● Aim: Omit images. Retype all entries verbatim.

Data entries:
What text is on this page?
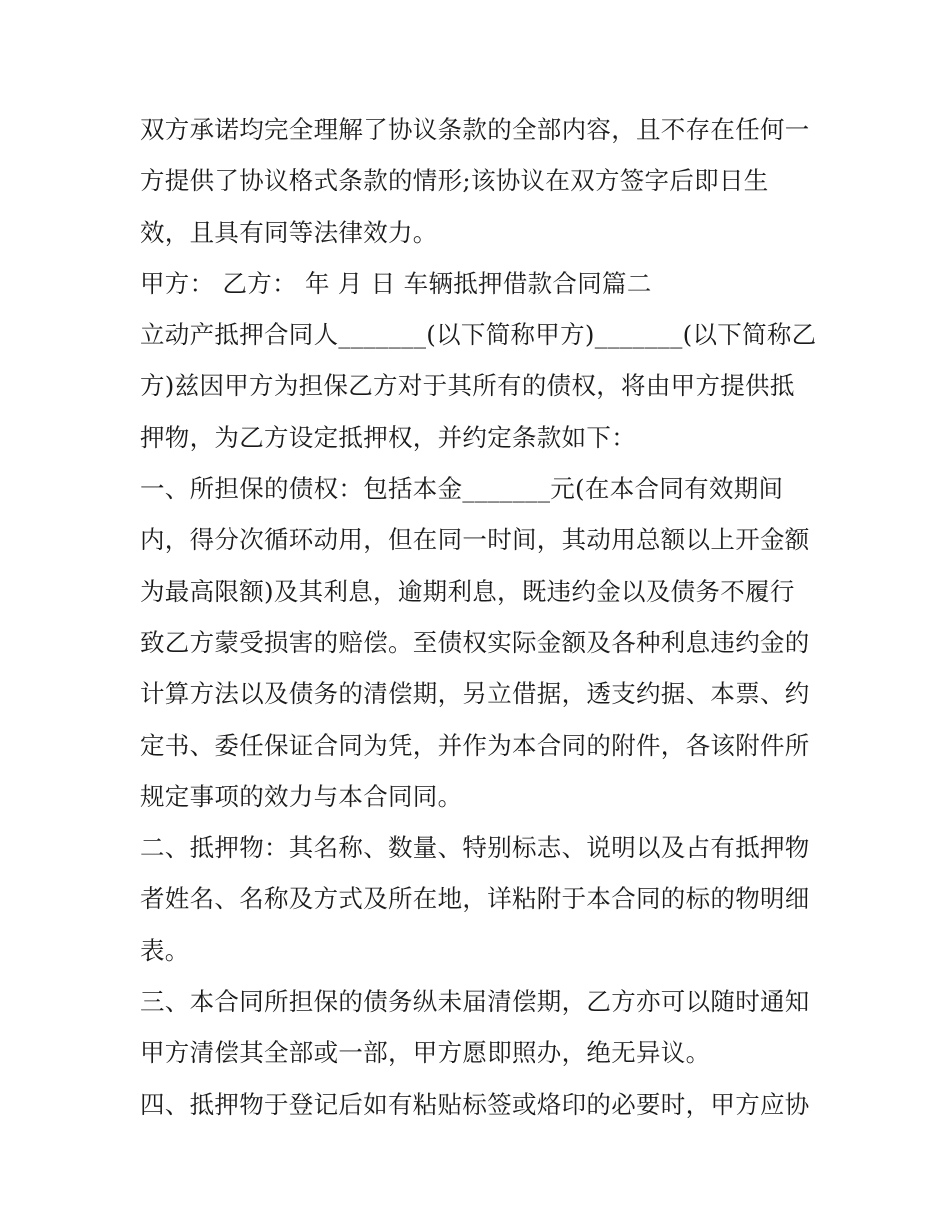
双方承诺均完全理解了协议条款的全部内容，且不存在任何一
方提供了协议格式条款的情形;该协议在双方签字后即日生
效，且具有同等法律效力。
甲方： 乙方： 年 月 日 车辆抵押借款合同篇二
立动产抵押合同人_______(以下简称甲方)_______(以下简称乙
方)兹因甲方为担保乙方对于其所有的债权，将由甲方提供抵
押物，为乙方设定抵押权，并约定条款如下：
一、所担保的债权：包括本金_______元(在本合同有效期间
内，得分次循环动用，但在同一时间，其动用总额以上开金额
为最高限额)及其利息，逾期利息，既违约金以及债务不履行
致乙方蒙受损害的赔偿。至债权实际金额及各种利息违约金的
计算方法以及债务的清偿期，另立借据，透支约据、本票、约
定书、委任保证合同为凭，并作为本合同的附件，各该附件所
规定事项的效力与本合同同。
二、抵押物：其名称、数量、特别标志、说明以及占有抵押物
者姓名、名称及方式及所在地，详粘附于本合同的标的物明细
表。
三、本合同所担保的债务纵未届清偿期，乙方亦可以随时通知
甲方清偿其全部或一部，甲方愿即照办，绝无异议。
四、抵押物于登记后如有粘贴标签或烙印的必要时，甲方应协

● Task output:
What text is on this page?
双方承诺均完全理解了协议条款的全部内容，且不存在任何一
方提供了协议格式条款的情形;该协议在双方签字后即日生
效，且具有同等法律效力。
甲方： 乙方： 年 月 日 车辆抵押借款合同篇二
立动产抵押合同人_______(以下简称甲方)_______(以下简称乙
方)兹因甲方为担保乙方对于其所有的债权，将由甲方提供抵
押物，为乙方设定抵押权，并约定条款如下：
一、所担保的债权：包括本金_______元(在本合同有效期间
内，得分次循环动用，但在同一时间，其动用总额以上开金额
为最高限额)及其利息，逾期利息，既违约金以及债务不履行
致乙方蒙受损害的赔偿。至债权实际金额及各种利息违约金的
计算方法以及债务的清偿期，另立借据，透支约据、本票、约
定书、委任保证合同为凭，并作为本合同的附件，各该附件所
规定事项的效力与本合同同。
二、抵押物：其名称、数量、特别标志、说明以及占有抵押物
者姓名、名称及方式及所在地，详粘附于本合同的标的物明细
表。
三、本合同所担保的债务纵未届清偿期，乙方亦可以随时通知
甲方清偿其全部或一部，甲方愿即照办，绝无异议。
四、抵押物于登记后如有粘贴标签或烙印的必要时，甲方应协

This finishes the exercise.